**** Passage shown ****

Chicken Tikka Masala is a flavorful and creamy Indian dish featuring marinated grilled chicken simmered in a spiced tomato and cream sauce. This recipe combines aromatic spices and tender chicken for a satisfying and rich meal perfect to serve with basmati rice and naan.

Ingredients

For the Chicken Tikka Marinade

  • 2 pounds boneless, skinless chicken thighs, cut into bite-sized pieces
  • 23 Tablespoons lemon juice
  • 2 garlic cloves, grated or finely minced
  • 1 Tablespoon ginger, grated or finely minced
  • 1 teaspoon ground cumin
  • 1 Tablespoon paprika (not smoked)
  • 2 teaspoons garam masala
  • 1 teaspoon turmeric
  • 1 teaspoon Kashmiri chili (or 1/2 teaspoon cayenne pepper or red chili flakes)
  • 1 teaspoon kosher salt
  • 2 Tablespoons extra-virgin olive oil or neutral oil
  • 1/2 cup full-fat yogurt (or heavy cream)

For the Sauce

  • 3 Tablespoons ghee, or neutral oil (avocado or olive oil can be used)
  • 1 large onion, finely diced
  • 2 garlic cloves, grated or finely minced
  • 1 Tablespoon fresh ginger, grated or finely minced
  • 2 teaspoons cumin
  • 1 Tablespoon ground coriander
  • 1 teaspoon turmeric powder
  • 1 Tablespoon paprika (not smoked)
  • 2 teaspoons garam masala
  • 2 teaspoons kosher salt
  • 2 roma tomatoes, diced (or 2 cups canned whole tomatoes, crushed by hand or 1 cup passata)
  • 1/3 cup heavy cream (plus more if needed)
  • 1/2 cup water (plus more if needed)

For Garnish and Serving

  • Fresh cilantro leaves
  • Basmati rice and naan bread

Instructions

  1. Marinate the Chicken: In a medium bowl, combine chicken pieces with lemon juice, garlic, ginger, cumin, paprika, garam masala, turmeric, Kashmiri chili, salt, oil, and yogurt or cream. Mix well and marinate for 15 minutes to 1 hour, or refrigerate overnight for deeper flavor. If using wooden skewers, soak them in water for 10 minutes to prevent burning.

**** Stored rows ****

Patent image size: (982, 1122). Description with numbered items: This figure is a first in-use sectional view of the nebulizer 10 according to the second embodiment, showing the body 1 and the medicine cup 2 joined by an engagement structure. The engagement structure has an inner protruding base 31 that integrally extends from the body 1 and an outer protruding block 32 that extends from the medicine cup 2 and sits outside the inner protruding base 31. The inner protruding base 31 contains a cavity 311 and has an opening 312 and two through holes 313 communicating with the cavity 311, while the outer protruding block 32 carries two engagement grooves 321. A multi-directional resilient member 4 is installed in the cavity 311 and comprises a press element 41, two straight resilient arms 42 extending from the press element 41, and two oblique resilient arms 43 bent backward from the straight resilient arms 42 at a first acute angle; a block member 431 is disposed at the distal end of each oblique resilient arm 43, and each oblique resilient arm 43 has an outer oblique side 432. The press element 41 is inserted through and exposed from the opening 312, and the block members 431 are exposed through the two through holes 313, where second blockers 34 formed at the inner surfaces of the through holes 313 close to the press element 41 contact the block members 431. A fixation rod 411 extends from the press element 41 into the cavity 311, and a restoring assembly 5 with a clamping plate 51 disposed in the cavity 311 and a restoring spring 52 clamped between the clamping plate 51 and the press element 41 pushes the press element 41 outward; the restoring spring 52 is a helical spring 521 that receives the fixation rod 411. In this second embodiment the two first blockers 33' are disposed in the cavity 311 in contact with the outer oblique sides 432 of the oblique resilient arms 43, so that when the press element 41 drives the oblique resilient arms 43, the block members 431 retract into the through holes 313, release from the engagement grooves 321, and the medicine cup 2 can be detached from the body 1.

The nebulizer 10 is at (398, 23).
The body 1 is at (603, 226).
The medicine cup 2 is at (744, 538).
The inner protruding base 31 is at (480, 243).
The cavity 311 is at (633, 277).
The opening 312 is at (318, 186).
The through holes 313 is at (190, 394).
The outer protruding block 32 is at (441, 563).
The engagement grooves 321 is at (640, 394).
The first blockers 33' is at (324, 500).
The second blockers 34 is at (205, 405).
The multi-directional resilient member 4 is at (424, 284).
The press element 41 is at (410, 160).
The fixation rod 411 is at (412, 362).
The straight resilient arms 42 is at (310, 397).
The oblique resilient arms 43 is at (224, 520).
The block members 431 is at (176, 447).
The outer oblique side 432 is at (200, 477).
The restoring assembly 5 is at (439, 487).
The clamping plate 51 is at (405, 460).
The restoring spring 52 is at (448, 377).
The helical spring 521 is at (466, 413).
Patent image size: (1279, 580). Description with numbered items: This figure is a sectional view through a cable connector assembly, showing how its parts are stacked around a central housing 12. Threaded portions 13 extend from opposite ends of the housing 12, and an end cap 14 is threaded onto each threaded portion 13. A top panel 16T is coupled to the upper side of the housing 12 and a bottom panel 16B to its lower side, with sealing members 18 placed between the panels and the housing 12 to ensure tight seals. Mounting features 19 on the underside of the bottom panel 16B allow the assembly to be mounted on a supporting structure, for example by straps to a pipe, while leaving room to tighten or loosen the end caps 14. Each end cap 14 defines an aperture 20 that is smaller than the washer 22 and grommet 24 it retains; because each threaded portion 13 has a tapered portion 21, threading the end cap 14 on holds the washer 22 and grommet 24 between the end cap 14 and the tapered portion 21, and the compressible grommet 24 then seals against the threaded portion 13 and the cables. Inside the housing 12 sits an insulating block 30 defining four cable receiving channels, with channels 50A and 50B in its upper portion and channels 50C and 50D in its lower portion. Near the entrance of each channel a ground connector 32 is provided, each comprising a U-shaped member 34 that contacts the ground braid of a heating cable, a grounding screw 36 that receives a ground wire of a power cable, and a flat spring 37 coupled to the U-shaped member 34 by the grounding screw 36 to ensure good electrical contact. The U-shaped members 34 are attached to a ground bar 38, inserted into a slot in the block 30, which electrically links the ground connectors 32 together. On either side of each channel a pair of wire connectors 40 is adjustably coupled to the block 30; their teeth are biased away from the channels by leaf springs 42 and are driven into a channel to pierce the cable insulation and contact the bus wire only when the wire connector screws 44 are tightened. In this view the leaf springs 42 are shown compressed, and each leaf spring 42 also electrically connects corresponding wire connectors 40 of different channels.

****

Write the next part of the chicken tikka masala recipe, starting with the step that follows the marinating step.

  2. Cook the Onion Base: Heat ghee or oil in a large heavy pot over medium heat. Add the finely diced onion and cook for about 5 minutes until soft and translucent.
  3. Sauté Aromatics and Spices: Add garlic and ginger to the cooked onion and sauté for about 1 minute until fragrant. Stir in cumin, coriander, turmeric, paprika, and garam masala, frying for 20 seconds while stirring to release their aromas.
  4. Simmer the Tomato Sauce: Add chopped tomatoes and salt to the pot. Let the sauce simmer for approximately 15 minutes, stirring occasionally until the sauce thickens and the tomatoes turn a deep brown-red color and become pulpy.
  5. Grill the Chicken: While the sauce simmers, thread the marinated chicken onto skewers. Preheat and oil your grill to very high heat. Grill the chicken skewers for about 3 minutes per side until they develop nice grill marks and a slight char. Remove the chicken from the grill; it does not need to be fully cooked yet.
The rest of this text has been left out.